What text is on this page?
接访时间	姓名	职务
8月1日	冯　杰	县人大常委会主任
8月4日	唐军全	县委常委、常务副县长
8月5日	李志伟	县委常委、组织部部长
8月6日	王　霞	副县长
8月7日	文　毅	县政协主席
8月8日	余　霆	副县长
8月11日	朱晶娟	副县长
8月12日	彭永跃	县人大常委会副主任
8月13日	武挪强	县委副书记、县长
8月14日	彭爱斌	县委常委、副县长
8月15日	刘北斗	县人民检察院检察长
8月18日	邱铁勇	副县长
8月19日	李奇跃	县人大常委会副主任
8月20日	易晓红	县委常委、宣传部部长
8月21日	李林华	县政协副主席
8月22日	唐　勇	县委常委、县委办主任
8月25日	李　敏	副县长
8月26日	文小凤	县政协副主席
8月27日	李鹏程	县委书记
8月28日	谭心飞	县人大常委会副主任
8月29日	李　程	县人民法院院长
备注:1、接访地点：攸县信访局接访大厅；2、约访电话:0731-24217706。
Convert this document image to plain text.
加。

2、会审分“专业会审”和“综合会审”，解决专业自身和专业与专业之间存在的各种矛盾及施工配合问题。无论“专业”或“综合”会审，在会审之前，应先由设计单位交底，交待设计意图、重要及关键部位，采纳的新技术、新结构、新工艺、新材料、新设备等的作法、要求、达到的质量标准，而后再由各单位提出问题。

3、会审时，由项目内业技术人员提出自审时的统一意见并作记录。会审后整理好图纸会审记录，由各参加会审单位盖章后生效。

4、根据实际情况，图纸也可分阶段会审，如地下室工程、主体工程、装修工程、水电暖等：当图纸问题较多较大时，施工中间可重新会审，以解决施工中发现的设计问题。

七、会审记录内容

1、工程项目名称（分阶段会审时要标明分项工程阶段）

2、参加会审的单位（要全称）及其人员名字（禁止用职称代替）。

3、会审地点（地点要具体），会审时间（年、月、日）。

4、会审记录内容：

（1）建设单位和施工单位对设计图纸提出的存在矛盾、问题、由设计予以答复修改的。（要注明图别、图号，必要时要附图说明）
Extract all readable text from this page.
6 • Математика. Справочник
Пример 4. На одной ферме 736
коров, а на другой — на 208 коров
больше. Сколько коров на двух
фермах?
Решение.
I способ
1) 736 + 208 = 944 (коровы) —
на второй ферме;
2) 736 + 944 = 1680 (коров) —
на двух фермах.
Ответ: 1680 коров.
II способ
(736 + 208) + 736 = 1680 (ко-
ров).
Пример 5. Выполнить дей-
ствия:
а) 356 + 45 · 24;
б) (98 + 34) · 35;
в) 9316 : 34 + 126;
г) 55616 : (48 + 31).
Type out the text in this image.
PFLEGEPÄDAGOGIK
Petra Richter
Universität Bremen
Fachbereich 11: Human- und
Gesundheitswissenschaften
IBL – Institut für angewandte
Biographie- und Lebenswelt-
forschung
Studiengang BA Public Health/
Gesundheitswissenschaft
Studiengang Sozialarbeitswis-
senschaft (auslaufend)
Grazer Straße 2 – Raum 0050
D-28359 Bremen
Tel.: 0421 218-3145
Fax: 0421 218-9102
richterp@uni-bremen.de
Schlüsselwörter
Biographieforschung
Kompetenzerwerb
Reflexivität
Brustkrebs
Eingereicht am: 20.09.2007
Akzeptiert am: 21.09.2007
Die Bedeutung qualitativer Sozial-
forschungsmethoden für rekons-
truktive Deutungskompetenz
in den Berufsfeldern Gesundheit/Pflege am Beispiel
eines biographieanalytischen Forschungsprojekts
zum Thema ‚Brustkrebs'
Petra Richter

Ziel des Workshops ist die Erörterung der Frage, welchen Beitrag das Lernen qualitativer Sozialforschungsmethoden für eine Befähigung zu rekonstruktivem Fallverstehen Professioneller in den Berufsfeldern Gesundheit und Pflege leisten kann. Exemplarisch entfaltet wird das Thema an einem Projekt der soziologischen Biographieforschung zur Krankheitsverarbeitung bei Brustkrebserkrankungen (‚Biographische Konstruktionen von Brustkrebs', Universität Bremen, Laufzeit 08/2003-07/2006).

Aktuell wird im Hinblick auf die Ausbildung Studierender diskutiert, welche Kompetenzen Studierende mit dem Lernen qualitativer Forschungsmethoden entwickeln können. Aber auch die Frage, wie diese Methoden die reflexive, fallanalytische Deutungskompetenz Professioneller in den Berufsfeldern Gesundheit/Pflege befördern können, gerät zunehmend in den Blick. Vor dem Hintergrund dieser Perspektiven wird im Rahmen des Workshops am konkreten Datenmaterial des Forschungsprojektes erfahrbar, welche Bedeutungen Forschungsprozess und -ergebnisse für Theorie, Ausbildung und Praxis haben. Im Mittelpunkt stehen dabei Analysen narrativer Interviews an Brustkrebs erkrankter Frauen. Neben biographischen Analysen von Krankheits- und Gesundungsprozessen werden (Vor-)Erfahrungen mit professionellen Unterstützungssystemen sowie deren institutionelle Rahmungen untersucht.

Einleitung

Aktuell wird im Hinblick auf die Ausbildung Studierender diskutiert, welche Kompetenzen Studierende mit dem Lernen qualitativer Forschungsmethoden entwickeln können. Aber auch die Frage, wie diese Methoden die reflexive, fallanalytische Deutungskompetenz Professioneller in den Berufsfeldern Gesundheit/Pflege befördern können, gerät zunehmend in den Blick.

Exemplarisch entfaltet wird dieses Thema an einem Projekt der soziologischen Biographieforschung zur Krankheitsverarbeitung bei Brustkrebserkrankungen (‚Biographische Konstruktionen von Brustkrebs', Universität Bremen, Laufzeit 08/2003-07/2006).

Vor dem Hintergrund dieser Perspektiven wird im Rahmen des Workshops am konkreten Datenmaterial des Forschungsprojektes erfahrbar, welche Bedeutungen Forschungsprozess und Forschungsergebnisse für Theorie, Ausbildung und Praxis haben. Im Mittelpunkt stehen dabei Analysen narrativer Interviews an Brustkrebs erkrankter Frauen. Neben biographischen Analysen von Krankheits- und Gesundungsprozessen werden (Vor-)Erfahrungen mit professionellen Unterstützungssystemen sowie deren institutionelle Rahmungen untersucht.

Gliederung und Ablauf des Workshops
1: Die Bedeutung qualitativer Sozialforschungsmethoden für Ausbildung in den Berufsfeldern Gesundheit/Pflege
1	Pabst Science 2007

======

Reproduce all the data word for word.

> _RESULT BELOW_:
What text is on this page?
接访时间	姓名	职务
8月1日	冯　杰	县人大常委会主任
8月4日	唐军全	县委常委、常务副县长
8月5日	李志伟	县委常委、组织部部长
8月6日	王　霞	副县长
8月7日	文　毅	县政协主席
8月8日	余　霆	副县长
8月11日	朱晶娟	副县长
8月12日	彭永跃	县人大常委会副主任
8月13日	武挪强	县委副书记、县长
8月14日	彭爱斌	县委常委、副县长
8月15日	刘北斗	县人民检察院检察长
8月18日	邱铁勇	副县长
8月19日	李奇跃	县人大常委会副主任
8月20日	易晓红	县委常委、宣传部部长
8月21日	李林华	县政协副主席
8月22日	唐　勇	县委常委、县委办主任
8月25日	李　敏	副县长
8月26日	文小凤	县政协副主席
8月27日	李鹏程	县委书记
8月28日	谭心飞	县人大常委会副主任
8月29日	李　程	县人民法院院长
备注:1、接访地点：攸县信访局接访大厅；2、约访电话:0731-24217706。
Convert this document image to plain text.
加。

2、会审分“专业会审”和“综合会审”，解决专业自身和专业与专业之间存在的各种矛盾及施工配合问题。无论“专业”或“综合”会审，在会审之前，应先由设计单位交底，交待设计意图、重要及关键部位，采纳的新技术、新结构、新工艺、新材料、新设备等的作法、要求、达到的质量标准，而后再由各单位提出问题。

3、会审时，由项目内业技术人员提出自审时的统一意见并作记录。会审后整理好图纸会审记录，由各参加会审单位盖章后生效。

4、根据实际情况，图纸也可分阶段会审，如地下室工程、主体工程、装修工程、水电暖等：当图纸问题较多较大时，施工中间可重新会审，以解决施工中发现的设计问题。

七、会审记录内容

1、工程项目名称（分阶段会审时要标明分项工程阶段）

2、参加会审的单位（要全称）及其人员名字（禁止用职称代替）。

3、会审地点（地点要具体），会审时间（年、月、日）。

4、会审记录内容：

（1）建设单位和施工单位对设计图纸提出的存在矛盾、问题、由设计予以答复修改的。（要注明图别、图号，必要时要附图说明）
Extract all readable text from this page.
6 • Математика. Справочник
Пример 4. На одной ферме 736
коров, а на другой — на 208 коров
больше. Сколько коров на двух
фермах?
Решение.
I способ
1) 736 + 208 = 944 (коровы) —
на второй ферме;
2) 736 + 944 = 1680 (коров) —
на двух фермах.
Ответ: 1680 коров.
II способ
(736 + 208) + 736 = 1680 (ко-
ров).
Пример 5. Выполнить дей-
ствия:
а) 356 + 45 · 24;
б) (98 + 34) · 35;
в) 9316 : 34 + 126;
г) 55616 : (48 + 31).
Type out the text in this image.
PFLEGEPÄDAGOGIK
Petra Richter
Universität Bremen
Fachbereich 11: Human- und
Gesundheitswissenschaften
IBL – Institut für angewandte
Biographie- und Lebenswelt-
forschung
Studiengang BA Public Health/
Gesundheitswissenschaft
Studiengang Sozialarbeitswis-
senschaft (auslaufend)
Grazer Straße 2 – Raum 0050
D-28359 Bremen
Tel.: 0421 218-3145
Fax: 0421 218-9102
richterp@uni-bremen.de
Schlüsselwörter
Biographieforschung
Kompetenzerwerb
Reflexivität
Brustkrebs
Eingereicht am: 20.09.2007
Akzeptiert am: 21.09.2007
Die Bedeutung qualitativer Sozial-
forschungsmethoden für rekons-
truktive Deutungskompetenz
in den Berufsfeldern Gesundheit/Pflege am Beispiel
eines biographieanalytischen Forschungsprojekts
zum Thema ‚Brustkrebs'
Petra Richter

Ziel des Workshops ist die Erörterung der Frage, welchen Beitrag das Lernen qualitativer Sozialforschungsmethoden für eine Befähigung zu rekonstruktivem Fallverstehen Professioneller in den Berufsfeldern Gesundheit und Pflege leisten kann. Exemplarisch entfaltet wird das Thema an einem Projekt der soziologischen Biographieforschung zur Krankheitsverarbeitung bei Brustkrebserkrankungen (‚Biographische Konstruktionen von Brustkrebs', Universität Bremen, Laufzeit 08/2003-07/2006).

Aktuell wird im Hinblick auf die Ausbildung Studierender diskutiert, welche Kompetenzen Studierende mit dem Lernen qualitativer Forschungsmethoden entwickeln können. Aber auch die Frage, wie diese Methoden die reflexive, fallanalytische Deutungskompetenz Professioneller in den Berufsfeldern Gesundheit/Pflege befördern können, gerät zunehmend in den Blick. Vor dem Hintergrund dieser Perspektiven wird im Rahmen des Workshops am konkreten Datenmaterial des Forschungsprojektes erfahrbar, welche Bedeutungen Forschungsprozess und -ergebnisse für Theorie, Ausbildung und Praxis haben. Im Mittelpunkt stehen dabei Analysen narrativer Interviews an Brustkrebs erkrankter Frauen. Neben biographischen Analysen von Krankheits- und Gesundungsprozessen werden (Vor-)Erfahrungen mit professionellen Unterstützungssystemen sowie deren institutionelle Rahmungen untersucht.

Einleitung

Aktuell wird im Hinblick auf die Ausbildung Studierender diskutiert, welche Kompetenzen Studierende mit dem Lernen qualitativer Forschungsmethoden entwickeln können. Aber auch die Frage, wie diese Methoden die reflexive, fallanalytische Deutungskompetenz Professioneller in den Berufsfeldern Gesundheit/Pflege befördern können, gerät zunehmend in den Blick.

Exemplarisch entfaltet wird dieses Thema an einem Projekt der soziologischen Biographieforschung zur Krankheitsverarbeitung bei Brustkrebserkrankungen (‚Biographische Konstruktionen von Brustkrebs', Universität Bremen, Laufzeit 08/2003-07/2006).

Vor dem Hintergrund dieser Perspektiven wird im Rahmen des Workshops am konkreten Datenmaterial des Forschungsprojektes erfahrbar, welche Bedeutungen Forschungsprozess und Forschungsergebnisse für Theorie, Ausbildung und Praxis haben. Im Mittelpunkt stehen dabei Analysen narrativer Interviews an Brustkrebs erkrankter Frauen. Neben biographischen Analysen von Krankheits- und Gesundungsprozessen werden (Vor-)Erfahrungen mit professionellen Unterstützungssystemen sowie deren institutionelle Rahmungen untersucht.

Gliederung und Ablauf des Workshops
1: Die Bedeutung qualitativer Sozialforschungsmethoden für Ausbildung in den Berufsfeldern Gesundheit/Pflege
1	Pabst Science 2007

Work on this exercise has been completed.